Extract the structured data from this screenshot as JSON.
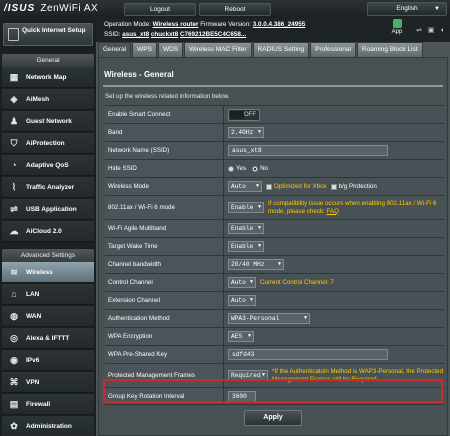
{
  "header": {
    "brand": "/ISUS",
    "product": "ZenWiFi AX",
    "logout_label": "Logout",
    "reboot_label": "Reboot",
    "language": "English"
  },
  "info": {
    "op_mode_label": "Operation Mode:",
    "op_mode_value": "Wireless router",
    "fw_label": "Firmware Version:",
    "fw_value": "3.0.0.4.386_24955",
    "ssid_label": "SSID:",
    "ssid_1": "asus_xt8",
    "ssid_2": "chuckxt8",
    "ssid_3": "C769212BE5C4C658...",
    "app_label": "App"
  },
  "sidebar": {
    "qis_label": "Quick Internet Setup",
    "general_title": "General",
    "general_items": [
      {
        "label": "Network Map",
        "icon": "network-map-icon",
        "glyph": "▦"
      },
      {
        "label": "AiMesh",
        "icon": "aimesh-icon",
        "glyph": "◈"
      },
      {
        "label": "Guest Network",
        "icon": "guest-network-icon",
        "glyph": "♟"
      },
      {
        "label": "AiProtection",
        "icon": "shield-icon",
        "glyph": "⛉"
      },
      {
        "label": "Adaptive QoS",
        "icon": "qos-gauge-icon",
        "glyph": "◔"
      },
      {
        "label": "Traffic Analyzer",
        "icon": "traffic-analyzer-icon",
        "glyph": "⌇"
      },
      {
        "label": "USB Application",
        "icon": "usb-icon",
        "glyph": "⇌"
      },
      {
        "label": "AiCloud 2.0",
        "icon": "cloud-icon",
        "glyph": "☁"
      }
    ],
    "advanced_title": "Advanced Settings",
    "advanced_items": [
      {
        "label": "Wireless",
        "icon": "wireless-icon",
        "glyph": "≋"
      },
      {
        "label": "LAN",
        "icon": "lan-icon",
        "glyph": "⌂"
      },
      {
        "label": "WAN",
        "icon": "globe-icon",
        "glyph": "◍"
      },
      {
        "label": "Alexa & IFTTT",
        "icon": "alexa-icon",
        "glyph": "◎"
      },
      {
        "label": "IPv6",
        "icon": "ipv6-icon",
        "glyph": "◉"
      },
      {
        "label": "VPN",
        "icon": "vpn-icon",
        "glyph": "⌘"
      },
      {
        "label": "Firewall",
        "icon": "firewall-icon",
        "glyph": "▤"
      },
      {
        "label": "Administration",
        "icon": "admin-icon",
        "glyph": "✿"
      }
    ]
  },
  "tabs": [
    "General",
    "WPS",
    "WDS",
    "Wireless MAC Filter",
    "RADIUS Setting",
    "Professional",
    "Roaming Block List"
  ],
  "panel": {
    "title": "Wireless - General",
    "description": "Set up the wireless related information below.",
    "rows": {
      "smart_connect": {
        "label": "Enable Smart Connect",
        "value": "OFF"
      },
      "band": {
        "label": "Band",
        "value": "2.4GHz"
      },
      "ssid": {
        "label": "Network Name (SSID)",
        "value": "asus_xt8"
      },
      "hide_ssid": {
        "label": "Hide SSID",
        "yes": "Yes",
        "no": "No"
      },
      "wireless_mode": {
        "label": "Wireless Mode",
        "value": "Auto",
        "opt1": "Optimized for Xbox",
        "opt2": "b/g Protection"
      },
      "ax_mode": {
        "label": "802.11ax / Wi-Fi 6 mode",
        "value": "Enable",
        "note": "If compatibility issue occurs when enabling 802.11ax / Wi-Fi 6 mode, please check:",
        "link": "FAQ"
      },
      "agile_multiband": {
        "label": "Wi-Fi Agile Multiband",
        "value": "Enable"
      },
      "twt": {
        "label": "Target Wake Time",
        "value": "Enable"
      },
      "bandwidth": {
        "label": "Channel bandwidth",
        "value": "20/40 MHz"
      },
      "control_channel": {
        "label": "Control Channel",
        "value": "Auto",
        "note": "Current Control Channel: 7"
      },
      "ext_channel": {
        "label": "Extension Channel",
        "value": "Auto"
      },
      "auth_method": {
        "label": "Authentication Method",
        "value": "WPA3-Personal"
      },
      "wpa_encryption": {
        "label": "WPA Encryption",
        "value": "AES"
      },
      "psk": {
        "label": "WPA Pre-Shared Key",
        "value": "sdfd43"
      },
      "pmf": {
        "label": "Protected Management Frames",
        "value": "Required",
        "note": "*If the Authenticatoin Method is WAP3-Personal, the Protected Management Frames will be Required."
      },
      "rekey": {
        "label": "Group Key Rotation Interval",
        "value": "3600"
      }
    },
    "apply_label": "Apply"
  }
}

= DIRECTION =
Work out how many lines of the material above contain the word "Personal", then give only that figure.

= ANSWER BELOW =
2